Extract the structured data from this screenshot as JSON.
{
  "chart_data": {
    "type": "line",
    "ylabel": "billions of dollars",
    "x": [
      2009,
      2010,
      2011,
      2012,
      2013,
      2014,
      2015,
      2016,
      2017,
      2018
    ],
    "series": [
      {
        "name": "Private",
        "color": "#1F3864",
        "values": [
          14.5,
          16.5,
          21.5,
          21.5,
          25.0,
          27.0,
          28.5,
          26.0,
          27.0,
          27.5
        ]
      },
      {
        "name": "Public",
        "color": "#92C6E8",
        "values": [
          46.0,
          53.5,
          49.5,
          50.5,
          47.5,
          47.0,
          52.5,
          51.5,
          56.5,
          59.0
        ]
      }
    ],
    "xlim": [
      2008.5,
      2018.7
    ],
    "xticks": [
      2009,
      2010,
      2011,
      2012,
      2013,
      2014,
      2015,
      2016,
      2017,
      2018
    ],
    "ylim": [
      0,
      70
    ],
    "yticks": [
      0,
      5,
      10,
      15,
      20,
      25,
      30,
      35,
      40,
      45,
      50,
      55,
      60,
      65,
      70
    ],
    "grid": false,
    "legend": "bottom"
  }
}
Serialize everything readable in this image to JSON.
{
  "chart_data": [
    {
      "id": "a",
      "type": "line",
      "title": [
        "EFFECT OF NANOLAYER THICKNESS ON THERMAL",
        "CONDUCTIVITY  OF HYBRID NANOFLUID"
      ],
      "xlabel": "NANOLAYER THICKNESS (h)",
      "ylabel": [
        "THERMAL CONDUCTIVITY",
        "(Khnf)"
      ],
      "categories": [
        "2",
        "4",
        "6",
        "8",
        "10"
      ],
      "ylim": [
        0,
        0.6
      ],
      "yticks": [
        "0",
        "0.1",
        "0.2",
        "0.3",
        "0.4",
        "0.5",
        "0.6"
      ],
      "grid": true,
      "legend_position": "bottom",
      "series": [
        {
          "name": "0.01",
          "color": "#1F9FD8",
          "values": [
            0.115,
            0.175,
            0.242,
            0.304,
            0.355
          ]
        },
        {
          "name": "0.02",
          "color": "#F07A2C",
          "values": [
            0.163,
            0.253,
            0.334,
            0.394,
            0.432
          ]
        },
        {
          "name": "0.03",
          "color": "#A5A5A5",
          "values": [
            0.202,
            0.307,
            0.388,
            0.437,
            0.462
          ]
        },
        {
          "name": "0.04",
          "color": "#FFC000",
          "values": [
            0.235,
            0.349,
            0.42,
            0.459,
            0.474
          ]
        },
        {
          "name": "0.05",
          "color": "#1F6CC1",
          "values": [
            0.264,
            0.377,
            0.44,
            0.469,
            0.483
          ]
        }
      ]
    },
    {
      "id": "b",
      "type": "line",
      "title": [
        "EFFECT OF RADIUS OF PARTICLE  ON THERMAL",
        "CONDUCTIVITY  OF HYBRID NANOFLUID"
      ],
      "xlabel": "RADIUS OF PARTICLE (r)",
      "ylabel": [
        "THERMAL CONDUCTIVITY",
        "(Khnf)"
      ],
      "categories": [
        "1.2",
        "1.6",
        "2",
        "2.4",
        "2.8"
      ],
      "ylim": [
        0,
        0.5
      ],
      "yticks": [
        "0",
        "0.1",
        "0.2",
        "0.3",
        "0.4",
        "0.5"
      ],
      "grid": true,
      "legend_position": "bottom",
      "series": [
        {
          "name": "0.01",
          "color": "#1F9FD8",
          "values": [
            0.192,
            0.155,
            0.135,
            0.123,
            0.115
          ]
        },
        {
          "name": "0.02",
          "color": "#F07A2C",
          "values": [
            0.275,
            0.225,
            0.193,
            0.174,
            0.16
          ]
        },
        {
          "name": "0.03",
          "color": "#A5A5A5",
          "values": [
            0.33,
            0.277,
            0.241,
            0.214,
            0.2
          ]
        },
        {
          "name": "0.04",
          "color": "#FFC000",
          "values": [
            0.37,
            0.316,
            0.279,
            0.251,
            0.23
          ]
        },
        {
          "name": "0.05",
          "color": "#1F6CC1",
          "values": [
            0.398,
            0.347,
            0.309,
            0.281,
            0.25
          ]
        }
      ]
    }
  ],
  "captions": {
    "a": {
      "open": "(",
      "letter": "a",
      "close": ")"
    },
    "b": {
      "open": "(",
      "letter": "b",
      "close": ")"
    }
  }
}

→ REQUIREMENTS
Take the lines above and print them exactly.

→ THE RESPONSE
Extract the structured data from this screenshot as JSON.
{
  "chart_data": {
    "type": "line",
    "ylabel": "billions of dollars",
    "x": [
      2009,
      2010,
      2011,
      2012,
      2013,
      2014,
      2015,
      2016,
      2017,
      2018
    ],
    "series": [
      {
        "name": "Private",
        "color": "#1F3864",
        "values": [
          14.5,
          16.5,
          21.5,
          21.5,
          25.0,
          27.0,
          28.5,
          26.0,
          27.0,
          27.5
        ]
      },
      {
        "name": "Public",
        "color": "#92C6E8",
        "values": [
          46.0,
          53.5,
          49.5,
          50.5,
          47.5,
          47.0,
          52.5,
          51.5,
          56.5,
          59.0
        ]
      }
    ],
    "xlim": [
      2008.5,
      2018.7
    ],
    "xticks": [
      2009,
      2010,
      2011,
      2012,
      2013,
      2014,
      2015,
      2016,
      2017,
      2018
    ],
    "ylim": [
      0,
      70
    ],
    "yticks": [
      0,
      5,
      10,
      15,
      20,
      25,
      30,
      35,
      40,
      45,
      50,
      55,
      60,
      65,
      70
    ],
    "grid": false,
    "legend": "bottom"
  }
}
Serialize everything readable in this image to JSON.
{
  "chart_data": [
    {
      "id": "a",
      "type": "line",
      "title": [
        "EFFECT OF NANOLAYER THICKNESS ON THERMAL",
        "CONDUCTIVITY  OF HYBRID NANOFLUID"
      ],
      "xlabel": "NANOLAYER THICKNESS (h)",
      "ylabel": [
        "THERMAL CONDUCTIVITY",
        "(Khnf)"
      ],
      "categories": [
        "2",
        "4",
        "6",
        "8",
        "10"
      ],
      "ylim": [
        0,
        0.6
      ],
      "yticks": [
        "0",
        "0.1",
        "0.2",
        "0.3",
        "0.4",
        "0.5",
        "0.6"
      ],
      "grid": true,
      "legend_position": "bottom",
      "series": [
        {
          "name": "0.01",
          "color": "#1F9FD8",
          "values": [
            0.115,
            0.175,
            0.242,
            0.304,
            0.355
          ]
        },
        {
          "name": "0.02",
          "color": "#F07A2C",
          "values": [
            0.163,
            0.253,
            0.334,
            0.394,
            0.432
          ]
        },
        {
          "name": "0.03",
          "color": "#A5A5A5",
          "values": [
            0.202,
            0.307,
            0.388,
            0.437,
            0.462
          ]
        },
        {
          "name": "0.04",
          "color": "#FFC000",
          "values": [
            0.235,
            0.349,
            0.42,
            0.459,
            0.474
          ]
        },
        {
          "name": "0.05",
          "color": "#1F6CC1",
          "values": [
            0.264,
            0.377,
            0.44,
            0.469,
            0.483
          ]
        }
      ]
    },
    {
      "id": "b",
      "type": "line",
      "title": [
        "EFFECT OF RADIUS OF PARTICLE  ON THERMAL",
        "CONDUCTIVITY  OF HYBRID NANOFLUID"
      ],
      "xlabel": "RADIUS OF PARTICLE (r)",
      "ylabel": [
        "THERMAL CONDUCTIVITY",
        "(Khnf)"
      ],
      "categories": [
        "1.2",
        "1.6",
        "2",
        "2.4",
        "2.8"
      ],
      "ylim": [
        0,
        0.5
      ],
      "yticks": [
        "0",
        "0.1",
        "0.2",
        "0.3",
        "0.4",
        "0.5"
      ],
      "grid": true,
      "legend_position": "bottom",
      "series": [
        {
          "name": "0.01",
          "color": "#1F9FD8",
          "values": [
            0.192,
            0.155,
            0.135,
            0.123,
            0.115
          ]
        },
        {
          "name": "0.02",
          "color": "#F07A2C",
          "values": [
            0.275,
            0.225,
            0.193,
            0.174,
            0.16
          ]
        },
        {
          "name": "0.03",
          "color": "#A5A5A5",
          "values": [
            0.33,
            0.277,
            0.241,
            0.214,
            0.2
          ]
        },
        {
          "name": "0.04",
          "color": "#FFC000",
          "values": [
            0.37,
            0.316,
            0.279,
            0.251,
            0.23
          ]
        },
        {
          "name": "0.05",
          "color": "#1F6CC1",
          "values": [
            0.398,
            0.347,
            0.309,
            0.281,
            0.25
          ]
        }
      ]
    }
  ],
  "captions": {
    "a": {
      "open": "(",
      "letter": "a",
      "close": ")"
    },
    "b": {
      "open": "(",
      "letter": "b",
      "close": ")"
    }
  }
}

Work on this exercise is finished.